## RECORDS PROVIDED

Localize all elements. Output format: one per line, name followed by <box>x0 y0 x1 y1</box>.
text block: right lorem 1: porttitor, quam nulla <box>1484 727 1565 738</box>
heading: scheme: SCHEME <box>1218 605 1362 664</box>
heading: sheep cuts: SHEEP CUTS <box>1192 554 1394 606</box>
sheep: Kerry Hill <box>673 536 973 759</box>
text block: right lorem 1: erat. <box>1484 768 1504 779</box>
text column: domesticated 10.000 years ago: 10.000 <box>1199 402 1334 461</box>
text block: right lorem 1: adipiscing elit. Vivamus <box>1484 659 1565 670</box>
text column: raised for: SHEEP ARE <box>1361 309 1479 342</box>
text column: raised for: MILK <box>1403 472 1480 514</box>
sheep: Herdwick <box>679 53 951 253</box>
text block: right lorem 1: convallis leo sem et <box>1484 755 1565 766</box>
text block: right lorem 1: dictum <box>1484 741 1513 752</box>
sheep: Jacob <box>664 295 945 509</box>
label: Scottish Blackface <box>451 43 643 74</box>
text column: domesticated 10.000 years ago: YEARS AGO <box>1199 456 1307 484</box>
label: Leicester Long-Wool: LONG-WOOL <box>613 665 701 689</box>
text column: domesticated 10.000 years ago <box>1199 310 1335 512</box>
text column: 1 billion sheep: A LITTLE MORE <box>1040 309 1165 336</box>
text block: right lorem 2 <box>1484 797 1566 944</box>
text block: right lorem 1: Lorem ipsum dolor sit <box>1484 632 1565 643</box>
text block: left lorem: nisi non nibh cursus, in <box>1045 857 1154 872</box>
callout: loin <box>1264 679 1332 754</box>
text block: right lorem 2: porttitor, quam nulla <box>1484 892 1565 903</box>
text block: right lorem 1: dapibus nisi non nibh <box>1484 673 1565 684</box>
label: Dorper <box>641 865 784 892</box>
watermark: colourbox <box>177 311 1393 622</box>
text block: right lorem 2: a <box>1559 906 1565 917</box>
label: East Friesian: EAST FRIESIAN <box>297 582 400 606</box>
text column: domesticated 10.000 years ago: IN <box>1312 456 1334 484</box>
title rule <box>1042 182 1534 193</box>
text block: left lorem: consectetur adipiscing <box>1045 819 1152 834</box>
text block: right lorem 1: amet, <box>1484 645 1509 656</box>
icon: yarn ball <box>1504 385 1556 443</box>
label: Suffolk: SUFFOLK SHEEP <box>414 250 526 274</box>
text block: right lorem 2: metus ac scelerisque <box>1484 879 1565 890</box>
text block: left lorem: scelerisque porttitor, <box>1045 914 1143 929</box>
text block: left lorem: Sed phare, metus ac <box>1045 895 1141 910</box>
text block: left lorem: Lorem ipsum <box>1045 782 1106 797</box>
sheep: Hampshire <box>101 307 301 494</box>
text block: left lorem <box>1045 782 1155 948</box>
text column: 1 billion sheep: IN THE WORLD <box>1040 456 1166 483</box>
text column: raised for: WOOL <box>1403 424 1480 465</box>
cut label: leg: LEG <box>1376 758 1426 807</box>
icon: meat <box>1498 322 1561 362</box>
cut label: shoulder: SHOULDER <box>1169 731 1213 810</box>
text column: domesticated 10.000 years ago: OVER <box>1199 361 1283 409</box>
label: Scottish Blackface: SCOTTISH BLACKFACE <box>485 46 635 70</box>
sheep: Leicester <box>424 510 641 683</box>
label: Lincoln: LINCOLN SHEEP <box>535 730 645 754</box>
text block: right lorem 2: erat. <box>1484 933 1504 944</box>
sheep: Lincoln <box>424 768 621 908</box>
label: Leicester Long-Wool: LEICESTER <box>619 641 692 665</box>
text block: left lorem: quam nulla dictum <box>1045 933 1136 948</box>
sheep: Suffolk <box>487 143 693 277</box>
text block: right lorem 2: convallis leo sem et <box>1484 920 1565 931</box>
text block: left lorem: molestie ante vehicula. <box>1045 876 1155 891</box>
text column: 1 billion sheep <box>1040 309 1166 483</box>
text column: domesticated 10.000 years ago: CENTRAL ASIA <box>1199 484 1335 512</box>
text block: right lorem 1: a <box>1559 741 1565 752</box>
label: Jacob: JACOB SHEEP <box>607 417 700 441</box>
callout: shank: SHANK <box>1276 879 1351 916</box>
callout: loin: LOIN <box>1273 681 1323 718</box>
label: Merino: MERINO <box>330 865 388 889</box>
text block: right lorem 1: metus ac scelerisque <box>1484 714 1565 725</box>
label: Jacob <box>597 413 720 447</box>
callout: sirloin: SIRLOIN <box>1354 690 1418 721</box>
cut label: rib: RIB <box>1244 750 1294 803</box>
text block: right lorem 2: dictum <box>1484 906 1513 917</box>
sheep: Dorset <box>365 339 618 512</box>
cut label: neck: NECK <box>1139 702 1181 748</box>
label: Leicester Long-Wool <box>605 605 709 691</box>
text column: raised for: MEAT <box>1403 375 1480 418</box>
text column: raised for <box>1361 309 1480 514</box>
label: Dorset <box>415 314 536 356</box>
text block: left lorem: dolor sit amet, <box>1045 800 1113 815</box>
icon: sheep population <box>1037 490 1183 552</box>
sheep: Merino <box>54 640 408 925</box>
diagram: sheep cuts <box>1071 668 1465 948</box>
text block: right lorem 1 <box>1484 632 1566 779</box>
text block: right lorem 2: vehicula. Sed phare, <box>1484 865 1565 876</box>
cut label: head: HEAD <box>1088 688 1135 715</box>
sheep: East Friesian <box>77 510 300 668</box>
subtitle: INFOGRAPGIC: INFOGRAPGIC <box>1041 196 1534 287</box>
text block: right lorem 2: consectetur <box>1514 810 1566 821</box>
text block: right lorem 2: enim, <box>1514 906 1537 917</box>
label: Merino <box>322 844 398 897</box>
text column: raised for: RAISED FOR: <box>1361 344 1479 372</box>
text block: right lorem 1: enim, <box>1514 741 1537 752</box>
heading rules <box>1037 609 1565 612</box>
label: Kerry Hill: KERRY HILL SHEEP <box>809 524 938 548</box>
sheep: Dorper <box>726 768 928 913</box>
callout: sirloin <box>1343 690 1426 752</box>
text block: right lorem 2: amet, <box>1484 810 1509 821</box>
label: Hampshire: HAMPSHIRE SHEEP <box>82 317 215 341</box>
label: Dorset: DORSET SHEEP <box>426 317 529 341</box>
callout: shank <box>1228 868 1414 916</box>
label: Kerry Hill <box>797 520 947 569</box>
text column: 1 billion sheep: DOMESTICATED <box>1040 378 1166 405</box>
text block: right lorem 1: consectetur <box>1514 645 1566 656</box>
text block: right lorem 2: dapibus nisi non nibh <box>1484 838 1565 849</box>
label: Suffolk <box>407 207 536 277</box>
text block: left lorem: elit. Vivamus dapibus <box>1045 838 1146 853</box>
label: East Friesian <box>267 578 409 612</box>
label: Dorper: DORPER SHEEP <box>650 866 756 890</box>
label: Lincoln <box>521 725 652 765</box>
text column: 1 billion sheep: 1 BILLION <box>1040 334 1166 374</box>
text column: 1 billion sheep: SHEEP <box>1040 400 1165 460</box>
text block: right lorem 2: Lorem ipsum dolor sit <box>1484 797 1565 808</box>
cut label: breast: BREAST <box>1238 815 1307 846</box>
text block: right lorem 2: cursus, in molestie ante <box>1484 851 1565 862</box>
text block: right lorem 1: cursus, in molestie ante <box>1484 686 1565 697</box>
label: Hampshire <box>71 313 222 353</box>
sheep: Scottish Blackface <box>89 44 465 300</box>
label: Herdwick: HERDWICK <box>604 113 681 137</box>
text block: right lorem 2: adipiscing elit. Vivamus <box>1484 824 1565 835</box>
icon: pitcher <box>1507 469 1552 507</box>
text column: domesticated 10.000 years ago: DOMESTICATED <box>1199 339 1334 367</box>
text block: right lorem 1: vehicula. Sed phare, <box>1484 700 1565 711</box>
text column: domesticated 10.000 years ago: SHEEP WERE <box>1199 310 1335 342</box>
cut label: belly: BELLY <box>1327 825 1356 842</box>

## YOUR TASK
Reproduce the records word for word, from their first line through the line that contains "label: Suffolk: SUFFOLK", including both of those lines.

## ANSWER BELOW
Localize all elements. Output format: one per line, name followed by <box>x0 y0 x1 y1</box>.
text block: right lorem 1: porttitor, quam nulla <box>1484 727 1565 738</box>
heading: scheme: SCHEME <box>1218 605 1362 664</box>
heading: sheep cuts: SHEEP CUTS <box>1192 554 1394 606</box>
sheep: Kerry Hill <box>673 536 973 759</box>
text block: right lorem 1: erat. <box>1484 768 1504 779</box>
text column: domesticated 10.000 years ago: 10.000 <box>1199 402 1334 461</box>
text block: right lorem 1: adipiscing elit. Vivamus <box>1484 659 1565 670</box>
text column: raised for: SHEEP ARE <box>1361 309 1479 342</box>
text column: raised for: MILK <box>1403 472 1480 514</box>
sheep: Herdwick <box>679 53 951 253</box>
text block: right lorem 1: convallis leo sem et <box>1484 755 1565 766</box>
text block: right lorem 1: dictum <box>1484 741 1513 752</box>
sheep: Jacob <box>664 295 945 509</box>
label: Scottish Blackface <box>451 43 643 74</box>
text column: domesticated 10.000 years ago: YEARS AGO <box>1199 456 1307 484</box>
label: Leicester Long-Wool: LONG-WOOL <box>613 665 701 689</box>
text column: domesticated 10.000 years ago <box>1199 310 1335 512</box>
text column: 1 billion sheep: A LITTLE MORE <box>1040 309 1165 336</box>
text block: right lorem 2 <box>1484 797 1566 944</box>
text block: right lorem 1: Lorem ipsum dolor sit <box>1484 632 1565 643</box>
text block: left lorem: nisi non nibh cursus, in <box>1045 857 1154 872</box>
callout: loin <box>1264 679 1332 754</box>
text block: right lorem 2: porttitor, quam nulla <box>1484 892 1565 903</box>
text block: right lorem 1: dapibus nisi non nibh <box>1484 673 1565 684</box>
label: Dorper <box>641 865 784 892</box>
watermark: colourbox <box>177 311 1393 622</box>
text block: right lorem 2: a <box>1559 906 1565 917</box>
label: East Friesian: EAST FRIESIAN <box>297 582 400 606</box>
text column: domesticated 10.000 years ago: IN <box>1312 456 1334 484</box>
title rule <box>1042 182 1534 193</box>
text block: left lorem: consectetur adipiscing <box>1045 819 1152 834</box>
text block: right lorem 1: amet, <box>1484 645 1509 656</box>
icon: yarn ball <box>1504 385 1556 443</box>
label: Suffolk: SUFFOLK SHEEP <box>414 250 526 274</box>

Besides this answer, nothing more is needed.